- TASK BRIEF:
Rework the pension reform passage from "After the referendum, the" to "the nation’s workers.", changing "antireform forces" to "opponents of the reform".

** BEGIN ARTICLE **

I must admit that I feared the misuse of the results of the referendum. Many people-both inside the government and out--saw it basically as a referendum on the market liberal reforms of the past seven years. Even though those reforms were slowly becoming successful, as it is widely recognized today, those vested interests harmed by them were trying to use this referendum to derail the reform process before the benefits of the new policies were evident to all citizens. So, if the Constitution were rejected, market liberal economists would be held as scapegoats for the defeat. That would mean, without a doubt, the end of social security reform. The referendum was held on September 11, 1980. When the votes came in, the new Constitution had been approved by a majority of 65.71 percent.

After the referendum, the antireform forces resumed their efforts to defeat our plan. I resumed the weekly three-minute explanations of the reform, begun earlier that year, on one of the primetime TV news programs. Those TV appearances were crucial to building the popularity of the pension reform among the nation’s workers.

The "silver bullet" was the provision that gave every worker the right to choose whether to stay in the paygo system or opt freely to invest his payroll taxes in individual retirement accounts.

Soon it was October, only weeks away from the final meeting of the legislative body that had to approve or reject the reform. It seemed very likely that the pension reform would pass, since the idea was gaining supporters everywhere. Some special interest groups thought they could hash out some last-minute compromises.

** END ARTICLE **
** BEGIN EXTRACTED MATERIAL **

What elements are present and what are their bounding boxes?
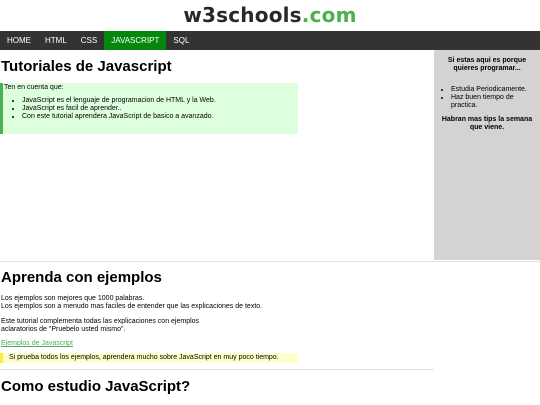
note-list: JavaScript es el lenguaje de programacio… [4, 97, 298, 121]
site-logo[interactable]: w3schools.com [183, 3, 356, 27]
note-box: Ten en cuenta que: JavaScript es el leng… [0, 83, 298, 134]
examples-link[interactable]: Ejemplos de Javascript [1, 340, 73, 347]
sidebar: Si estas aqui es porque quieres programa… [434, 50, 540, 260]
sidebar-item: Haz buen tiempo de practica. [451, 94, 540, 110]
tip-box: Si prueba todos los ejemplos, aprendera … [0, 353, 298, 363]
paragraph-line: Este tutorial complementa todas las expl… [1, 318, 200, 325]
nav-item-javascript[interactable]: JAVASCRIPT [104, 31, 167, 50]
paragraph: Este tutorial complementa todas las expl… [1, 318, 199, 334]
note-intro: Ten en cuenta que: [4, 84, 64, 91]
nav-item-home[interactable]: HOME [0, 31, 38, 50]
note-item: JavaScript es el lenguaje de programacio… [22, 97, 298, 105]
top-nav: HOME HTML CSS JAVASCRIPT SQL [0, 31, 540, 50]
paragraph-line: Los ejemplos son mejores que 1000 palabr… [1, 295, 145, 302]
logo-text: w3schools [183, 3, 302, 27]
main-content: Tutoriales de Javascript [0, 50, 434, 260]
nav-item-html[interactable]: HTML [38, 31, 74, 50]
nav-item-css[interactable]: CSS [74, 31, 104, 50]
paragraph: Los ejemplos son mejores que 1000 palabr… [1, 295, 262, 311]
paragraph-line: Los ejemplos son a menudo mas faciles de… [1, 303, 263, 310]
paragraph-line: aclaratorios de "Pruebelo usted mismo". [1, 326, 126, 333]
section-title-study: Como estudio JavaScript? [1, 378, 191, 395]
section-title-examples: Aprenda con ejemplos [1, 269, 162, 286]
divider [0, 261, 540, 262]
note-item: Con este tutorial aprendera JavaScript d… [22, 113, 298, 121]
logo-bar: w3schools.com [0, 0, 540, 31]
sidebar-footer: Habran mas tips la semana que viene. [441, 116, 533, 131]
sidebar-title: Si estas aqui es porque quieres programa… [447, 57, 527, 72]
divider [0, 369, 434, 370]
nav-item-sql[interactable]: SQL [166, 31, 196, 50]
page-title: Tutoriales de Javascript [1, 58, 172, 75]
note-item: JavaScript es facil de aprender.. [22, 105, 298, 113]
sidebar-list: Estudia Periodicamente. Haz buen tiempo … [434, 86, 540, 110]
logo-domain: .com [301, 3, 357, 27]
sidebar-item: Estudia Periodicamente. [451, 86, 540, 94]
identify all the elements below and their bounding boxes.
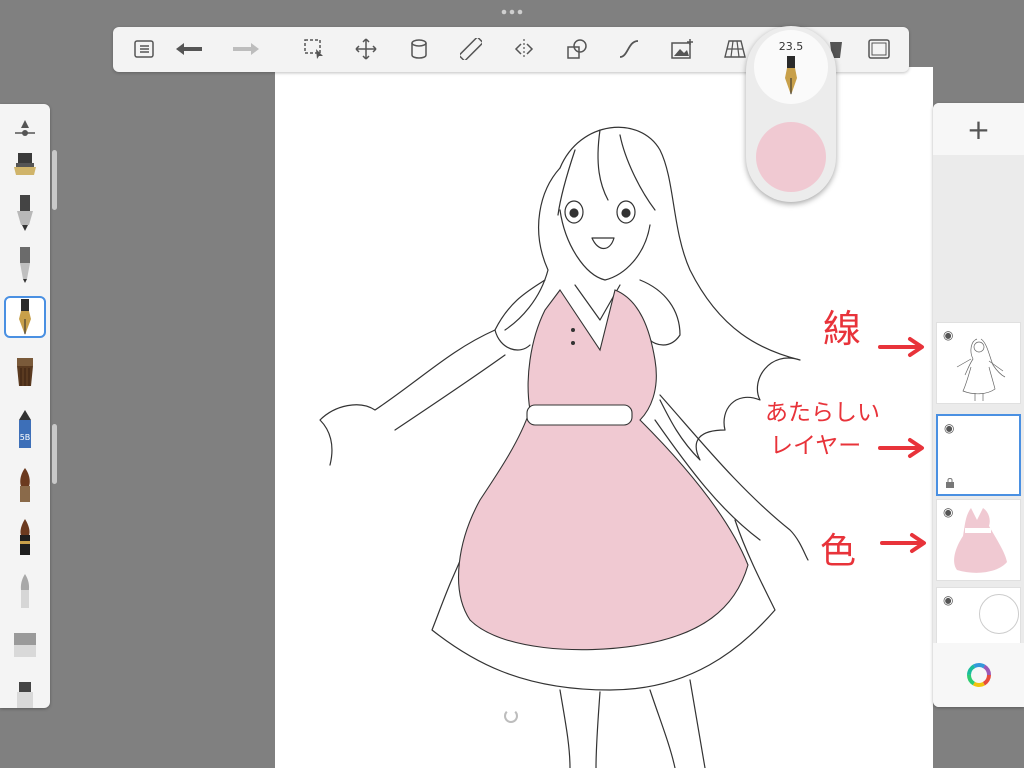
transform-icon[interactable] bbox=[350, 34, 382, 64]
calligraphy-brush-icon[interactable] bbox=[4, 516, 46, 558]
arrow-new-layer-icon bbox=[878, 438, 924, 458]
eye-icon[interactable]: ◉ bbox=[943, 593, 953, 607]
menu-icon[interactable] bbox=[128, 34, 160, 64]
round-brush-icon[interactable] bbox=[4, 464, 46, 506]
annotation-color: 色 bbox=[820, 531, 857, 572]
brush-puck[interactable]: 23.5 bbox=[746, 26, 836, 202]
ruler-icon[interactable] bbox=[455, 34, 487, 64]
undo-icon[interactable] bbox=[173, 34, 205, 64]
pencil-label: 5B bbox=[20, 433, 31, 442]
selection-icon[interactable] bbox=[298, 34, 330, 64]
arrow-color-icon bbox=[880, 533, 926, 553]
more-dots-icon[interactable] bbox=[499, 7, 525, 17]
ink-pen-icon[interactable] bbox=[4, 296, 46, 338]
arrow-line-icon bbox=[878, 337, 924, 357]
paint-brush-icon[interactable] bbox=[4, 352, 46, 394]
pencil-tip-icon[interactable] bbox=[4, 244, 46, 286]
add-layer-button[interactable]: + bbox=[933, 103, 1024, 155]
current-color-swatch[interactable] bbox=[756, 122, 826, 192]
color-wheel-button[interactable] bbox=[933, 643, 1024, 707]
brush-palette-grip-top[interactable] bbox=[52, 150, 57, 210]
layer-thumbnail-new[interactable]: ◉ bbox=[936, 414, 1021, 496]
layer-thumbnail-line[interactable]: ◉ bbox=[936, 322, 1021, 404]
brush-size-value: 23.5 bbox=[778, 40, 804, 53]
eye-icon[interactable]: ◉ bbox=[944, 421, 954, 435]
brush-size-control[interactable]: 23.5 bbox=[754, 30, 828, 104]
shapes-icon[interactable] bbox=[561, 34, 593, 64]
loading-spinner bbox=[504, 709, 518, 723]
curve-icon[interactable] bbox=[613, 34, 645, 64]
background-color-swatch[interactable] bbox=[979, 594, 1019, 634]
annotation-new-layer-1: あたらしい bbox=[765, 400, 880, 426]
lock-icon[interactable] bbox=[945, 478, 955, 488]
annotation-new-layer-2: レイヤー bbox=[770, 433, 862, 459]
brush-palette-grip-bottom[interactable] bbox=[52, 424, 57, 484]
perspective-icon[interactable] bbox=[719, 34, 751, 64]
redo-icon[interactable] bbox=[230, 34, 262, 64]
ink-pen-icon bbox=[785, 56, 797, 95]
brush-palette: 5B bbox=[0, 104, 50, 708]
pencil-5b-icon[interactable]: 5B bbox=[4, 408, 46, 450]
line-layer-preview bbox=[956, 338, 1006, 401]
symmetry-icon[interactable] bbox=[508, 34, 540, 64]
soft-brush-icon[interactable] bbox=[4, 570, 46, 612]
smudge-icon[interactable] bbox=[4, 674, 46, 716]
add-image-icon[interactable] bbox=[667, 34, 699, 64]
color-wheel-icon bbox=[966, 663, 991, 687]
layer-panel: + ◉ ◉ ◉ ◉ bbox=[933, 103, 1024, 707]
fullscreen-icon[interactable] bbox=[863, 34, 895, 64]
color-layer-preview bbox=[954, 508, 1007, 573]
eraser-icon[interactable] bbox=[4, 624, 46, 666]
annotation-line: 線 bbox=[823, 307, 862, 351]
layer-thumbnail-color[interactable]: ◉ bbox=[936, 499, 1021, 581]
marker-icon[interactable] bbox=[4, 192, 46, 234]
airbrush-icon[interactable] bbox=[4, 144, 46, 186]
fill-icon[interactable] bbox=[403, 34, 435, 64]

** END EXTRACTED MATERIAL **

- ANSWER FOR THIS EXERCISE:
After the referendum, the opponents of the reform resumed their efforts to defeat our plan. I resumed the weekly three-minute explanations of the reform, begun earlier that year, on one of the primetime TV news programs. Those TV appearances were crucial to building the popularity of the pension reform among the nation’s workers.